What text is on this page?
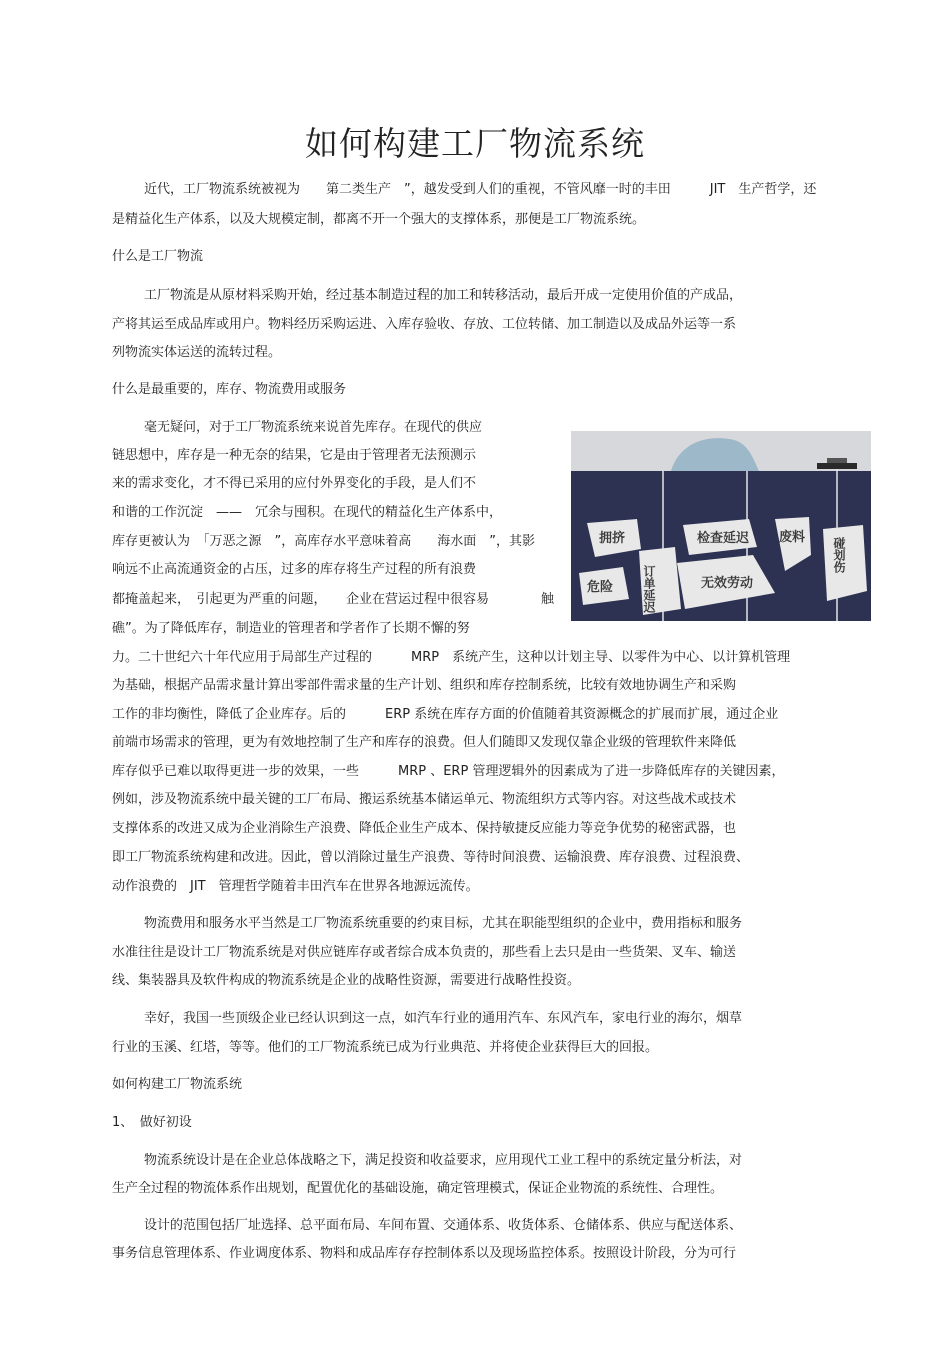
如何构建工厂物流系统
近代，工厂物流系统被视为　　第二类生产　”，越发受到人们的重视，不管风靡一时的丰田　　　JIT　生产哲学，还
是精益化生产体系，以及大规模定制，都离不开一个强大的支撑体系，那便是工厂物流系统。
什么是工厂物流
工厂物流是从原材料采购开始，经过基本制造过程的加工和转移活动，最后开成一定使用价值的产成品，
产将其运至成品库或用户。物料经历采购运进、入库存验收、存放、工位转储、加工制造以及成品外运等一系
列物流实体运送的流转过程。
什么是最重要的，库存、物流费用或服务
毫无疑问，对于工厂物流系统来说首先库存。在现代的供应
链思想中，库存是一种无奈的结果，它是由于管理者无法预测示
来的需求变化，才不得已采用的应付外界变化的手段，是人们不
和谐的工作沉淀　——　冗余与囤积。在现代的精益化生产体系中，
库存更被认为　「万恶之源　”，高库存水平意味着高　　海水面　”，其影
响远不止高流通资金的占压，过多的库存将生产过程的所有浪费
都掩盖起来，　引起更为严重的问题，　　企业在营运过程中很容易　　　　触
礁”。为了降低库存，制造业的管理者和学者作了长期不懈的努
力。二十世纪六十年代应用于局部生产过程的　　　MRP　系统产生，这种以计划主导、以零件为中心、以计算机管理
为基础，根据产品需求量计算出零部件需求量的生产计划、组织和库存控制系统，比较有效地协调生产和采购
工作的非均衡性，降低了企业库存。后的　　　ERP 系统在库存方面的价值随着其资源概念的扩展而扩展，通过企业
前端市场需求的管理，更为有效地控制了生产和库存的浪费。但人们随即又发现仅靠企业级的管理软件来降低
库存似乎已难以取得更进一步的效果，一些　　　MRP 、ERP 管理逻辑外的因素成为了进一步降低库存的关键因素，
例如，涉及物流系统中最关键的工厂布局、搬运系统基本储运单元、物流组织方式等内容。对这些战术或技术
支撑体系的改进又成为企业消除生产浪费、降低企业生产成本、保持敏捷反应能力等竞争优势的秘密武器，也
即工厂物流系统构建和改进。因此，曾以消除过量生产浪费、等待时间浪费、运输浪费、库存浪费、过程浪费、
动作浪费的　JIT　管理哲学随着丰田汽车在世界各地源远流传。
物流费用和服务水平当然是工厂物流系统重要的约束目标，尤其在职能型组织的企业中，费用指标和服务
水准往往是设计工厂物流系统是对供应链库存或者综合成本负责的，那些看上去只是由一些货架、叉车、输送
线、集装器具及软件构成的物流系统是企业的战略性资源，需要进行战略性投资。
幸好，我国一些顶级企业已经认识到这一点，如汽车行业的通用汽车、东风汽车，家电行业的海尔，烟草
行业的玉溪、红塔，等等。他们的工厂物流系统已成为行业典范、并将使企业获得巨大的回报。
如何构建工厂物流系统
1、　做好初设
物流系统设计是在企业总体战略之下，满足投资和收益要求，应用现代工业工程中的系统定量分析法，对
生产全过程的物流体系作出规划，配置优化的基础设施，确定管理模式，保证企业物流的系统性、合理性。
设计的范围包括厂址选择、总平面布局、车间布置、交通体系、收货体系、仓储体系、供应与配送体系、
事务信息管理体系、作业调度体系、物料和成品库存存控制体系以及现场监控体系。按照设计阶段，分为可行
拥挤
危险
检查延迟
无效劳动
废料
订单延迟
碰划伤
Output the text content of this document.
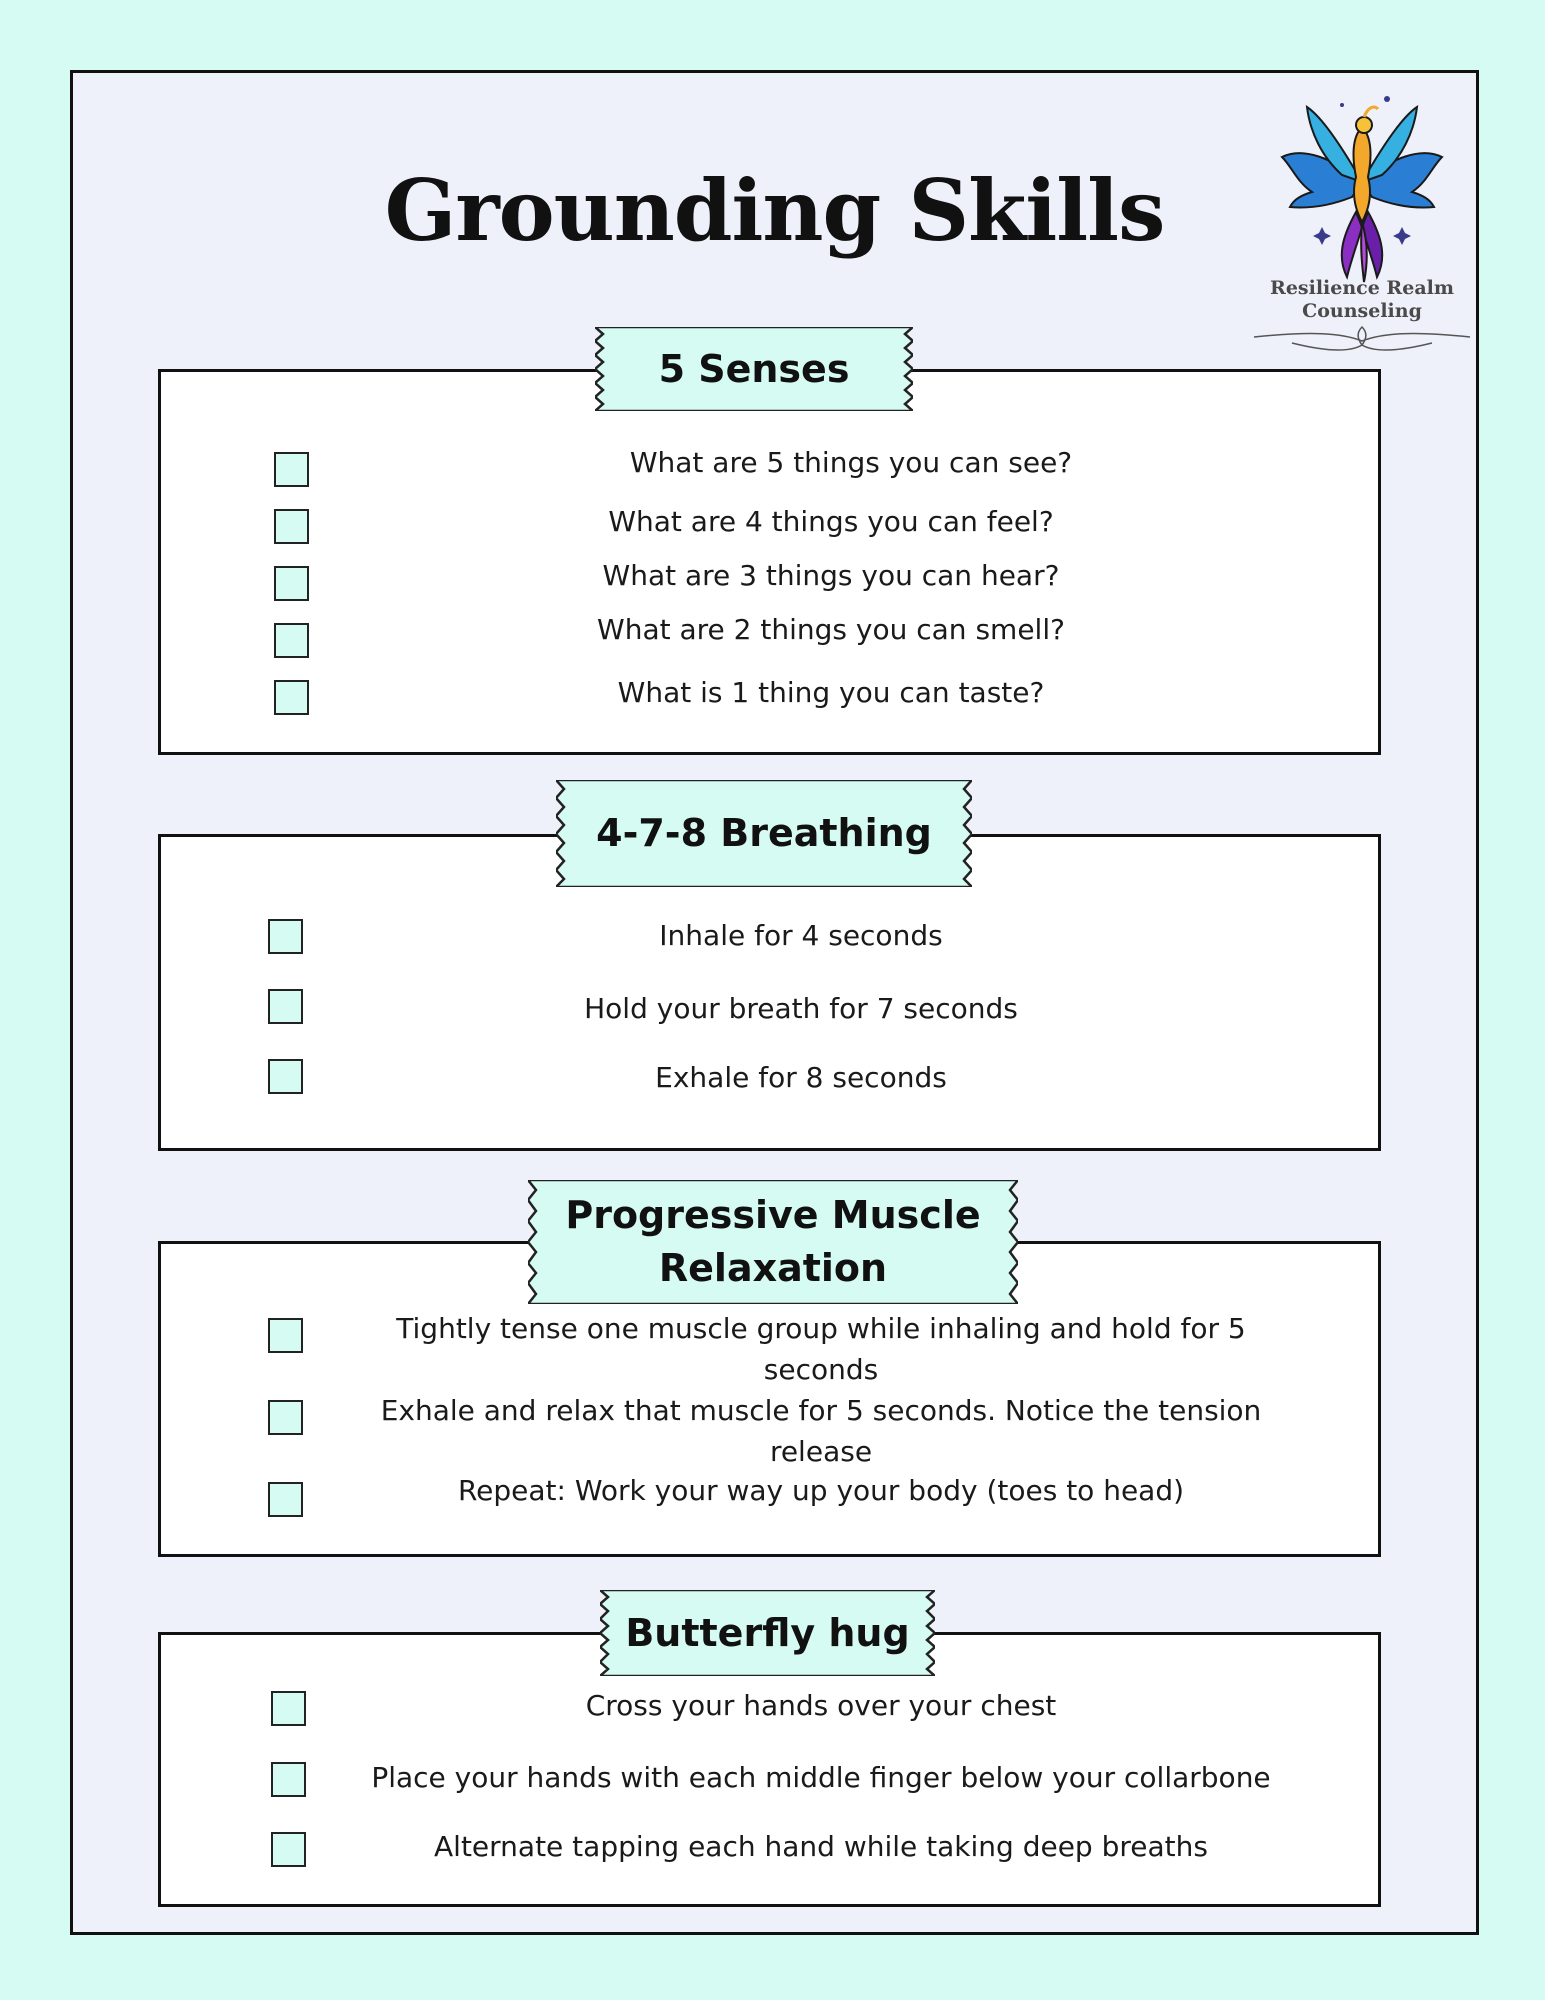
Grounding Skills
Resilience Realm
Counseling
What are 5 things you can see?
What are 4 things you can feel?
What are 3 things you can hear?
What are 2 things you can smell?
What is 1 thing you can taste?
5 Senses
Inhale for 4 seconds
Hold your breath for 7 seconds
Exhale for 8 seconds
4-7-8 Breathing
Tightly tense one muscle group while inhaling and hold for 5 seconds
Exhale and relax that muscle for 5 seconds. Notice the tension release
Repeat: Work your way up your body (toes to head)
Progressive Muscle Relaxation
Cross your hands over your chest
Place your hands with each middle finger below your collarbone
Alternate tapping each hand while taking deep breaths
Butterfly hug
***
Make a verbatim copy of all the entries and strip out the pictures.

## Output for this task
What text is on this page?
如何构建工厂物流系统
近代，工厂物流系统被视为　　第二类生产　”，越发受到人们的重视，不管风靡一时的丰田　　　JIT　生产哲学，还
是精益化生产体系，以及大规模定制，都离不开一个强大的支撑体系，那便是工厂物流系统。
什么是工厂物流
工厂物流是从原材料采购开始，经过基本制造过程的加工和转移活动，最后开成一定使用价值的产成品，
产将其运至成品库或用户。物料经历采购运进、入库存验收、存放、工位转储、加工制造以及成品外运等一系
列物流实体运送的流转过程。
什么是最重要的，库存、物流费用或服务
毫无疑问，对于工厂物流系统来说首先库存。在现代的供应
链思想中，库存是一种无奈的结果，它是由于管理者无法预测示
来的需求变化，才不得已采用的应付外界变化的手段，是人们不
和谐的工作沉淀　——　冗余与囤积。在现代的精益化生产体系中，
库存更被认为　「万恶之源　”，高库存水平意味着高　　海水面　”，其影
响远不止高流通资金的占压，过多的库存将生产过程的所有浪费
都掩盖起来，　引起更为严重的问题，　　企业在营运过程中很容易　　　　触
礁”。为了降低库存，制造业的管理者和学者作了长期不懈的努
力。二十世纪六十年代应用于局部生产过程的　　　MRP　系统产生，这种以计划主导、以零件为中心、以计算机管理
为基础，根据产品需求量计算出零部件需求量的生产计划、组织和库存控制系统，比较有效地协调生产和采购
工作的非均衡性，降低了企业库存。后的　　　ERP 系统在库存方面的价值随着其资源概念的扩展而扩展，通过企业
前端市场需求的管理，更为有效地控制了生产和库存的浪费。但人们随即又发现仅靠企业级的管理软件来降低
库存似乎已难以取得更进一步的效果，一些　　　MRP 、ERP 管理逻辑外的因素成为了进一步降低库存的关键因素，
例如，涉及物流系统中最关键的工厂布局、搬运系统基本储运单元、物流组织方式等内容。对这些战术或技术
支撑体系的改进又成为企业消除生产浪费、降低企业生产成本、保持敏捷反应能力等竞争优势的秘密武器，也
即工厂物流系统构建和改进。因此，曾以消除过量生产浪费、等待时间浪费、运输浪费、库存浪费、过程浪费、
动作浪费的　JIT　管理哲学随着丰田汽车在世界各地源远流传。
物流费用和服务水平当然是工厂物流系统重要的约束目标，尤其在职能型组织的企业中，费用指标和服务
水准往往是设计工厂物流系统是对供应链库存或者综合成本负责的，那些看上去只是由一些货架、叉车、输送
线、集装器具及软件构成的物流系统是企业的战略性资源，需要进行战略性投资。
幸好，我国一些顶级企业已经认识到这一点，如汽车行业的通用汽车、东风汽车，家电行业的海尔，烟草
行业的玉溪、红塔，等等。他们的工厂物流系统已成为行业典范、并将使企业获得巨大的回报。
如何构建工厂物流系统
1、　做好初设
物流系统设计是在企业总体战略之下，满足投资和收益要求，应用现代工业工程中的系统定量分析法，对
生产全过程的物流体系作出规划，配置优化的基础设施，确定管理模式，保证企业物流的系统性、合理性。
设计的范围包括厂址选择、总平面布局、车间布置、交通体系、收货体系、仓储体系、供应与配送体系、
事务信息管理体系、作业调度体系、物料和成品库存存控制体系以及现场监控体系。按照设计阶段，分为可行
拥挤
危险
检查延迟
无效劳动
废料
订单延迟
碰划伤
Output the text content of this document.
Grounding Skills
Resilience Realm
Counseling
What are 5 things you can see?
What are 4 things you can feel?
What are 3 things you can hear?
What are 2 things you can smell?
What is 1 thing you can taste?
5 Senses
Inhale for 4 seconds
Hold your breath for 7 seconds
Exhale for 8 seconds
4-7-8 Breathing
Tightly tense one muscle group while inhaling and hold for 5 seconds
Exhale and relax that muscle for 5 seconds. Notice the tension release
Repeat: Work your way up your body (toes to head)
Progressive Muscle Relaxation
Cross your hands over your chest
Place your hands with each middle finger below your collarbone
Alternate tapping each hand while taking deep breaths
Butterfly hug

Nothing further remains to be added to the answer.